-- START --
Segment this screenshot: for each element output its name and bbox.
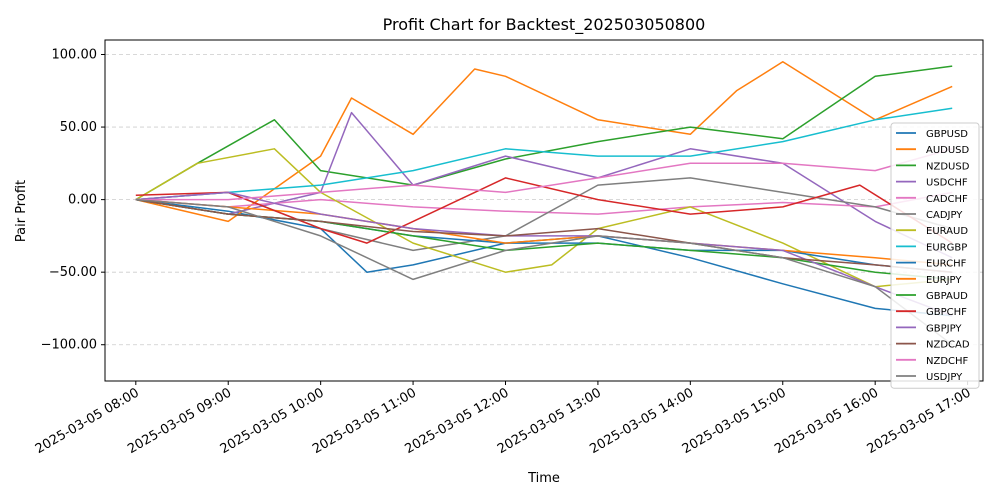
y-tick-label: 50.00	[60, 120, 97, 135]
x-axis-label: Time	[527, 471, 560, 486]
series-line-nzdusd	[135, 65, 953, 201]
legend-label: USDJPY	[926, 372, 963, 383]
legend-label: AUDUSD	[926, 145, 970, 156]
axes-frame	[104, 39, 984, 382]
series-line-usdjpy	[135, 198, 953, 346]
series-line-audusd	[135, 61, 953, 223]
legend-box	[890, 122, 980, 389]
legend: GBPUSD AUDUSD NZDUSD USDCHF CADCHF CADJPY EURA…	[890, 122, 980, 389]
series-line-nzdcad	[135, 198, 953, 273]
y-axis-label: Pair Profit	[14, 180, 29, 242]
legend-label: NZDUSD	[926, 161, 970, 172]
plot-area	[135, 61, 953, 346]
legend-label: GBPAUD	[926, 291, 968, 302]
series-line-usdchf	[135, 111, 953, 259]
chart-title: Profit Chart for Backtest_202503050800	[383, 15, 706, 35]
y-tick-label: 100.00	[52, 48, 98, 63]
legend-label: USDCHF	[926, 178, 968, 189]
series-line-nzdchf	[135, 148, 953, 201]
series-line-gbpjpy	[135, 191, 953, 317]
y-axis: −100.00 −50.00 0.00 50.00 100.00	[41, 48, 105, 353]
y-tick-label: 0.00	[68, 193, 97, 208]
legend-label: GBPCHF	[926, 307, 967, 318]
series-line-euraud	[135, 148, 953, 288]
series-line-eurgbp	[135, 107, 953, 201]
legend-label: CADCHF	[926, 194, 968, 205]
legend-label: EURAUD	[926, 226, 968, 237]
legend-label: NZDCAD	[926, 340, 970, 351]
y-tick-label: −50.00	[49, 265, 97, 280]
legend-label: EURGBP	[926, 242, 967, 253]
legend-label: GBPUSD	[926, 129, 968, 140]
legend-label: EURJPY	[926, 275, 962, 286]
series-line-gbpchf	[135, 177, 953, 244]
legend-label: GBPJPY	[926, 323, 962, 334]
y-tick-label: −100.00	[41, 338, 97, 353]
legend-label: CADJPY	[926, 210, 963, 221]
x-tick-label: 2025-03-05 17:00	[865, 385, 974, 457]
series-line-cadchf	[135, 191, 953, 215]
legend-label: EURCHF	[926, 259, 967, 270]
legend-label: NZDCHF	[926, 356, 969, 367]
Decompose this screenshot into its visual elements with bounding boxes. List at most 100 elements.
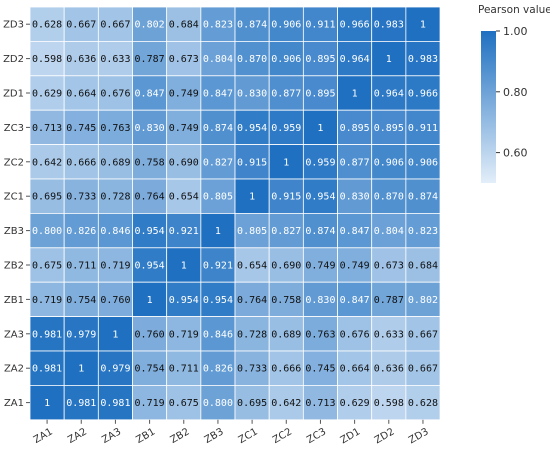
cell-value-label: 0.906 <box>374 157 404 168</box>
heatmap-cell <box>97 247 133 283</box>
heatmap-cell <box>132 109 168 145</box>
cell-value-label: 0.633 <box>100 54 130 65</box>
heatmap-cell <box>166 75 202 111</box>
cell-value-label: 1 <box>317 123 323 134</box>
cell-value-label: 0.636 <box>66 54 96 65</box>
colorbar-title: Pearson value <box>478 4 550 16</box>
heatmap-cell <box>63 384 99 421</box>
cell-value-label: 0.642 <box>32 157 62 168</box>
cell-value-label: 0.906 <box>271 54 301 65</box>
heatmap-cell <box>302 281 338 318</box>
cell-value-label: 0.636 <box>374 364 404 375</box>
cell-value-label: 0.830 <box>237 89 267 100</box>
cell-value-label: 0.895 <box>305 54 335 65</box>
heatmap-cell <box>29 109 65 145</box>
heatmap-cell <box>97 75 133 111</box>
cell-value-label: 0.684 <box>408 261 438 272</box>
cell-value-label: 0.954 <box>305 192 335 203</box>
colorbar: Pearson value 1.00 0.80 0.60 <box>478 4 550 183</box>
heatmap-cell <box>405 41 441 77</box>
cell-value-label: 0.642 <box>271 398 301 409</box>
heatmap-cell <box>337 109 373 145</box>
cell-value-label: 0.870 <box>374 192 404 203</box>
cell-value-label: 0.847 <box>203 89 233 100</box>
heatmap-cell <box>234 109 270 145</box>
cell-value-label: 0.719 <box>169 329 199 340</box>
cell-value-label: 0.758 <box>135 157 165 168</box>
cell-value-label: 0.664 <box>340 364 370 375</box>
heatmap-cell <box>268 178 304 214</box>
heatmap-cell <box>337 41 373 77</box>
cell-value-label: 0.676 <box>340 329 370 340</box>
heatmap-cell <box>234 247 270 283</box>
heatmap-cell <box>371 247 407 283</box>
heatmap-cell <box>63 41 99 77</box>
cell-value-label: 1 <box>112 329 118 340</box>
cell-value-label: 0.713 <box>305 398 335 409</box>
cell-value-label: 0.689 <box>271 329 301 340</box>
cell-value-label: 0.906 <box>408 157 438 168</box>
cell-value-label: 0.749 <box>305 261 335 272</box>
heatmap-cell <box>371 350 407 386</box>
heatmap-cell <box>405 109 441 145</box>
heatmap-cell <box>405 75 441 111</box>
y-tick-label: ZB3 <box>4 226 24 237</box>
x-tick-label: ZC3 <box>305 426 328 446</box>
heatmap-cell <box>200 384 236 421</box>
heatmap-cell <box>405 281 441 318</box>
cell-value-label: 0.763 <box>100 123 130 134</box>
cell-value-label: 0.826 <box>203 364 233 375</box>
cell-value-label: 0.847 <box>340 295 370 306</box>
cell-value-label: 0.633 <box>374 329 404 340</box>
cell-value-label: 0.598 <box>32 54 62 65</box>
cell-value-label: 0.966 <box>340 20 370 31</box>
x-tick-label: ZA2 <box>66 426 89 446</box>
cell-value-label: 0.690 <box>271 261 301 272</box>
heatmap-cell <box>234 178 270 214</box>
cell-value-label: 0.906 <box>271 20 301 31</box>
cell-value-label: 0.979 <box>100 364 130 375</box>
cell-value-label: 0.628 <box>32 20 62 31</box>
cell-value-label: 0.764 <box>135 192 165 203</box>
cell-value-label: 0.666 <box>271 364 301 375</box>
cell-value-label: 0.830 <box>305 295 335 306</box>
cell-value-label: 0.911 <box>305 20 335 31</box>
cell-value-label: 0.673 <box>374 261 404 272</box>
cell-value-label: 0.745 <box>66 123 96 134</box>
heatmap-cell <box>200 281 236 318</box>
cell-value-label: 0.981 <box>100 398 130 409</box>
heatmap-cell <box>371 109 407 145</box>
cell-value-label: 0.827 <box>203 157 233 168</box>
heatmap-cell <box>200 350 236 386</box>
heatmap-cell <box>63 212 99 249</box>
cell-value-label: 0.983 <box>374 20 404 31</box>
heatmap-cell <box>337 178 373 214</box>
heatmap-cell <box>234 75 270 111</box>
heatmap-cell <box>234 281 270 318</box>
cell-value-label: 0.711 <box>169 364 199 375</box>
cell-value-label: 0.745 <box>305 364 335 375</box>
cell-value-label: 0.823 <box>203 20 233 31</box>
cell-value-label: 0.749 <box>340 261 370 272</box>
heatmap-cell <box>29 6 65 42</box>
cell-value-label: 1 <box>420 20 426 31</box>
x-tick-label: ZC2 <box>271 426 294 446</box>
cell-value-label: 0.713 <box>32 123 62 134</box>
colorbar-tick-label: 1.00 <box>503 25 528 38</box>
heatmap-cell <box>132 178 168 214</box>
heatmap-cell <box>234 144 270 180</box>
cell-value-label: 0.764 <box>237 295 267 306</box>
heatmap-cell <box>97 144 133 180</box>
cell-value-label: 0.629 <box>32 89 62 100</box>
heatmap-cell <box>371 41 407 77</box>
y-tick-label: ZD2 <box>3 54 24 65</box>
heatmap-cell <box>371 384 407 421</box>
heatmap-cell <box>302 178 338 214</box>
cell-value-label: 1 <box>215 226 221 237</box>
cell-value-label: 0.874 <box>237 20 267 31</box>
heatmap-cell <box>63 144 99 180</box>
heatmap-cell <box>405 6 441 42</box>
heatmap-cell <box>200 144 236 180</box>
cell-value-label: 1 <box>78 364 84 375</box>
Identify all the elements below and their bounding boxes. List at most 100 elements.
-- END --
## [Given instruction]
Repeat the lines of the listing word for word, beginning with the line that contains "cell-value-label: 0.906 <box>374" and ending with the line that contains "cell-value-label: 0.642 <box>32", including both of those lines.

## [Solution below]
cell-value-label: 0.906 <box>374 157 404 168</box>
heatmap-cell <box>97 247 133 283</box>
heatmap-cell <box>132 109 168 145</box>
cell-value-label: 0.633 <box>100 54 130 65</box>
heatmap-cell <box>166 75 202 111</box>
cell-value-label: 1 <box>317 123 323 134</box>
cell-value-label: 0.636 <box>66 54 96 65</box>
colorbar-title: Pearson value <box>478 4 550 16</box>
heatmap-cell <box>63 384 99 421</box>
cell-value-label: 0.642 <box>32 157 62 168</box>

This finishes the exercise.